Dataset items
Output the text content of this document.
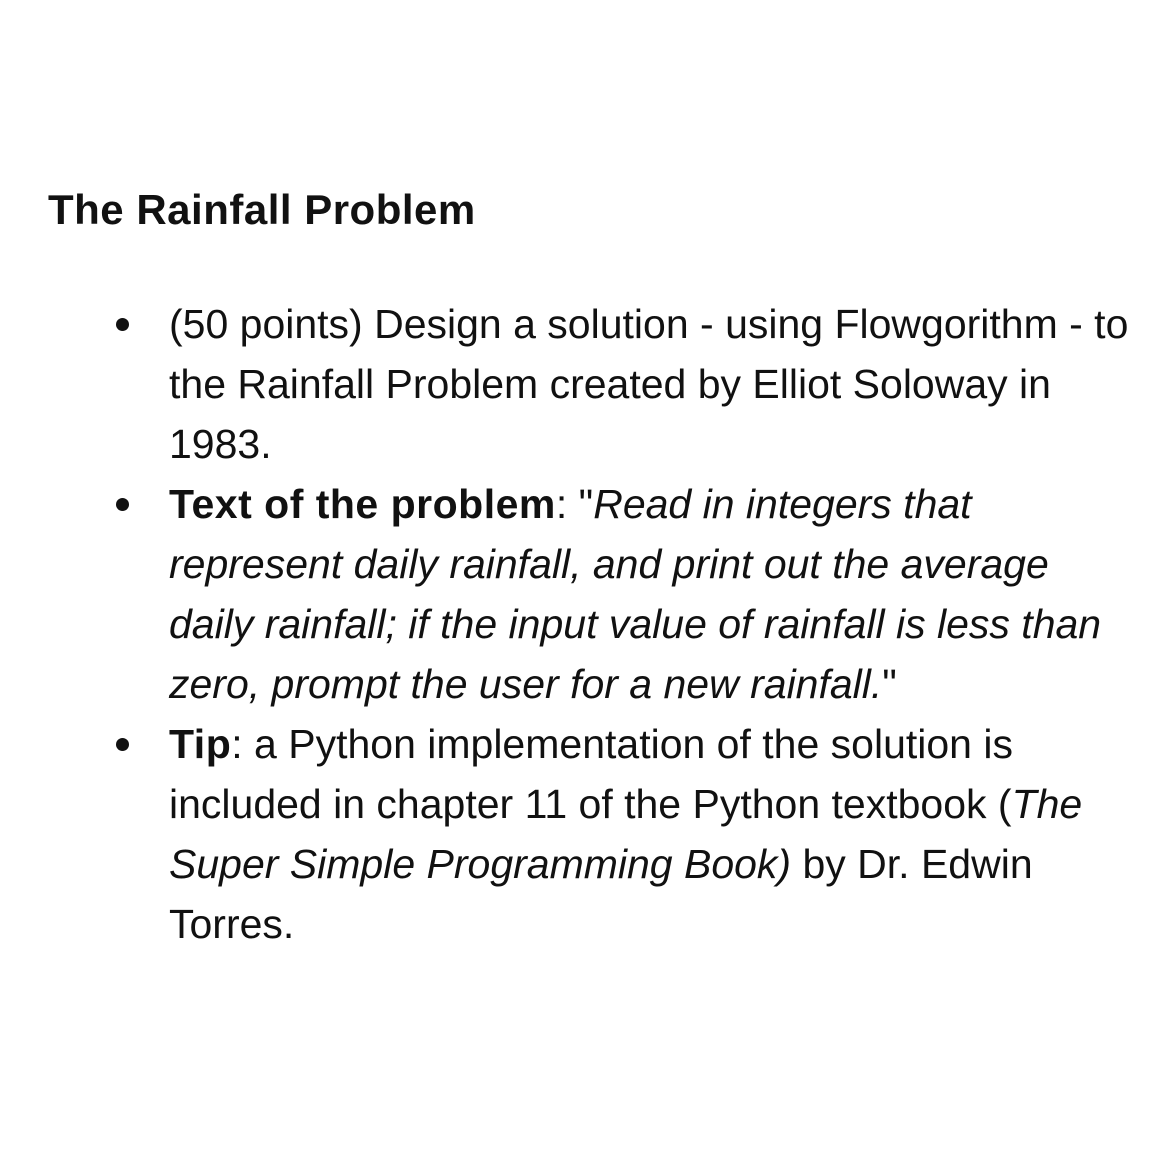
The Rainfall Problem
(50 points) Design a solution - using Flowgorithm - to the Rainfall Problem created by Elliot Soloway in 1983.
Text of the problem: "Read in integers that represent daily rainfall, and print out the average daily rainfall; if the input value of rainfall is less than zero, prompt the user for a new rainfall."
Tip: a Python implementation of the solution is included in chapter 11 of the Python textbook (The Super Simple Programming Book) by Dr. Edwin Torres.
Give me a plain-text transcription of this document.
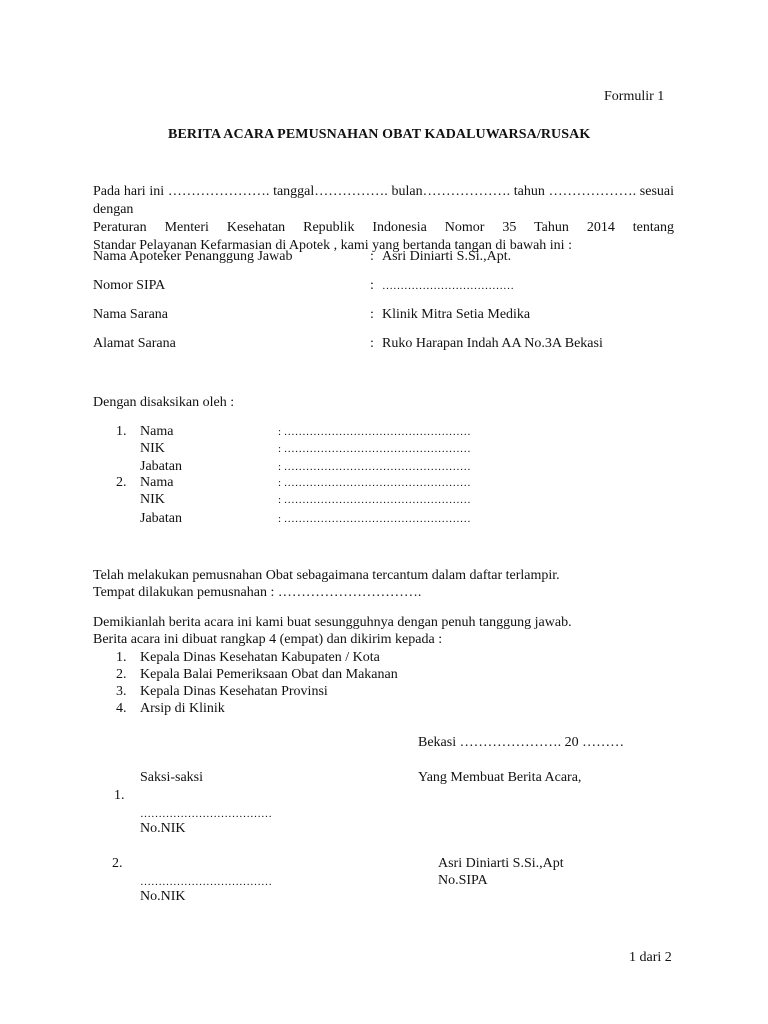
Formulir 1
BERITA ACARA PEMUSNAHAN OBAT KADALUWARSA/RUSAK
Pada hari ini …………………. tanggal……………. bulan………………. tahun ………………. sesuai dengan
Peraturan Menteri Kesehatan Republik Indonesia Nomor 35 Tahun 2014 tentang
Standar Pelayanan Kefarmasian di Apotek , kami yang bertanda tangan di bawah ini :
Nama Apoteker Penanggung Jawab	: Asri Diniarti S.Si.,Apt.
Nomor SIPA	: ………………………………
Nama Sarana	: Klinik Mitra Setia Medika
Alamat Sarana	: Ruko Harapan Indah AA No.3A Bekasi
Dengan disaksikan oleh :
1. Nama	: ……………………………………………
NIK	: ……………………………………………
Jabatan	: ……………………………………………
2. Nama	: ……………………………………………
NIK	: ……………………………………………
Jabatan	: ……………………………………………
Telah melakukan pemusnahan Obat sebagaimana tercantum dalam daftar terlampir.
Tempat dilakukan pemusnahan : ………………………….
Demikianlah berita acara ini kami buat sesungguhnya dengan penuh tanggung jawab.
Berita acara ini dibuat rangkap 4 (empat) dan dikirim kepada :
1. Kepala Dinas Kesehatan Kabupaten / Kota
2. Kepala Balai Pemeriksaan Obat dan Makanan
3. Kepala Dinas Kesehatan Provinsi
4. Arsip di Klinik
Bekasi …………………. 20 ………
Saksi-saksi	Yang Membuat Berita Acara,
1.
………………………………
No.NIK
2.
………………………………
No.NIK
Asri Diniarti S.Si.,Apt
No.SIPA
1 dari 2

--

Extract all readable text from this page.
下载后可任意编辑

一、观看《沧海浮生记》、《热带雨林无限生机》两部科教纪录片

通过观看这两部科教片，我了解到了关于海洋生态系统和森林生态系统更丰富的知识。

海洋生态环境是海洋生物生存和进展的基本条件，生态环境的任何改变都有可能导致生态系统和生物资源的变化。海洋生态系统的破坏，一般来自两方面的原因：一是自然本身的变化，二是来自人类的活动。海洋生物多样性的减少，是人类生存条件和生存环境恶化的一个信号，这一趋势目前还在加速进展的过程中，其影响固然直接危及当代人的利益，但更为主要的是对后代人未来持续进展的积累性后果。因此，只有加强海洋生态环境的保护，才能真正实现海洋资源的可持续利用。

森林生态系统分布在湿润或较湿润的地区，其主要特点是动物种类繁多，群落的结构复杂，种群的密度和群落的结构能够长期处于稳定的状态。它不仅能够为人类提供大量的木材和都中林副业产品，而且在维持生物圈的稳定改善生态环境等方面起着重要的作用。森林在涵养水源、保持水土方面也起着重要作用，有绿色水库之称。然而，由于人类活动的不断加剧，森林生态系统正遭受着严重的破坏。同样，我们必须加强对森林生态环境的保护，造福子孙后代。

WRITTEN EXERCISE: Filter the records, keeping only lines that contain "Kepala", and show those lines.

EXERCISE OUTPUT:
1. Kepala Dinas Kesehatan Kabupaten / Kota
2. Kepala Balai Pemeriksaan Obat dan Makanan
3. Kepala Dinas Kesehatan Provinsi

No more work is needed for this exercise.